→ Task requirements: Every record should be written out exactly, with the pictures left out.

→ Records for this exercise:
....

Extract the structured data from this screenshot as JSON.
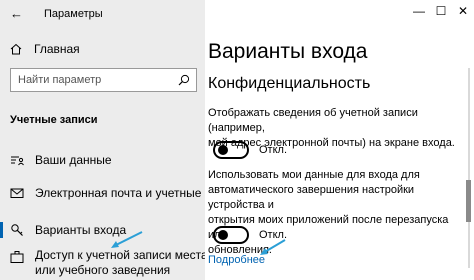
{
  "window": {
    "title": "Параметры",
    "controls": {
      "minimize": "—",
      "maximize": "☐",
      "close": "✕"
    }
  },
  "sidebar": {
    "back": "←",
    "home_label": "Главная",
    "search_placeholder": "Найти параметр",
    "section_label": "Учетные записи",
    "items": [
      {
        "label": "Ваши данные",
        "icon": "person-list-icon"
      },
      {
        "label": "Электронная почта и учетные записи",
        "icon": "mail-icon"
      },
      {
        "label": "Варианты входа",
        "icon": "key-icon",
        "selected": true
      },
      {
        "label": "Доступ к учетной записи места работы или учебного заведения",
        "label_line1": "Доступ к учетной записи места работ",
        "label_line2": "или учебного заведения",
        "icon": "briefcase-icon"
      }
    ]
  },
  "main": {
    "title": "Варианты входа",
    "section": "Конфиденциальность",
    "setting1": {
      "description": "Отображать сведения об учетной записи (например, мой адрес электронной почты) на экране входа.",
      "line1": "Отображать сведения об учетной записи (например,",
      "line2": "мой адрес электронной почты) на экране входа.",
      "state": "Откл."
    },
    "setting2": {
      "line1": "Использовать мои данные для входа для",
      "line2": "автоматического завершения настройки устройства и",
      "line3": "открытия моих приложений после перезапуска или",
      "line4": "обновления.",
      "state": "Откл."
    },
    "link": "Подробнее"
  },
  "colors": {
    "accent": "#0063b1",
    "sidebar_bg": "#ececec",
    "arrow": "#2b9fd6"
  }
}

....

→ Solution to the problem:
Extract the structured data from this screenshot as JSON.
{
  "window": {
    "title": "Параметры",
    "controls": {
      "minimize": "—",
      "maximize": "☐",
      "close": "✕"
    }
  },
  "sidebar": {
    "back": "←",
    "home_label": "Главная",
    "search_placeholder": "Найти параметр",
    "section_label": "Учетные записи",
    "items": [
      {
        "label": "Ваши данные",
        "icon": "person-list-icon"
      },
      {
        "label": "Электронная почта и учетные записи",
        "icon": "mail-icon"
      },
      {
        "label": "Варианты входа",
        "icon": "key-icon",
        "selected": true
      },
      {
        "label": "Доступ к учетной записи места работы или учебного заведения",
        "label_line1": "Доступ к учетной записи места работ",
        "label_line2": "или учебного заведения",
        "icon": "briefcase-icon"
      }
    ]
  },
  "main": {
    "title": "Варианты входа",
    "section": "Конфиденциальность",
    "setting1": {
      "description": "Отображать сведения об учетной записи (например, мой адрес электронной почты) на экране входа.",
      "line1": "Отображать сведения об учетной записи (например,",
      "line2": "мой адрес электронной почты) на экране входа.",
      "state": "Откл."
    },
    "setting2": {
      "line1": "Использовать мои данные для входа для",
      "line2": "автоматического завершения настройки устройства и",
      "line3": "открытия моих приложений после перезапуска или",
      "line4": "обновления.",
      "state": "Откл."
    },
    "link": "Подробнее"
  },
  "colors": {
    "accent": "#0063b1",
    "sidebar_bg": "#ececec",
    "arrow": "#2b9fd6"
  }
}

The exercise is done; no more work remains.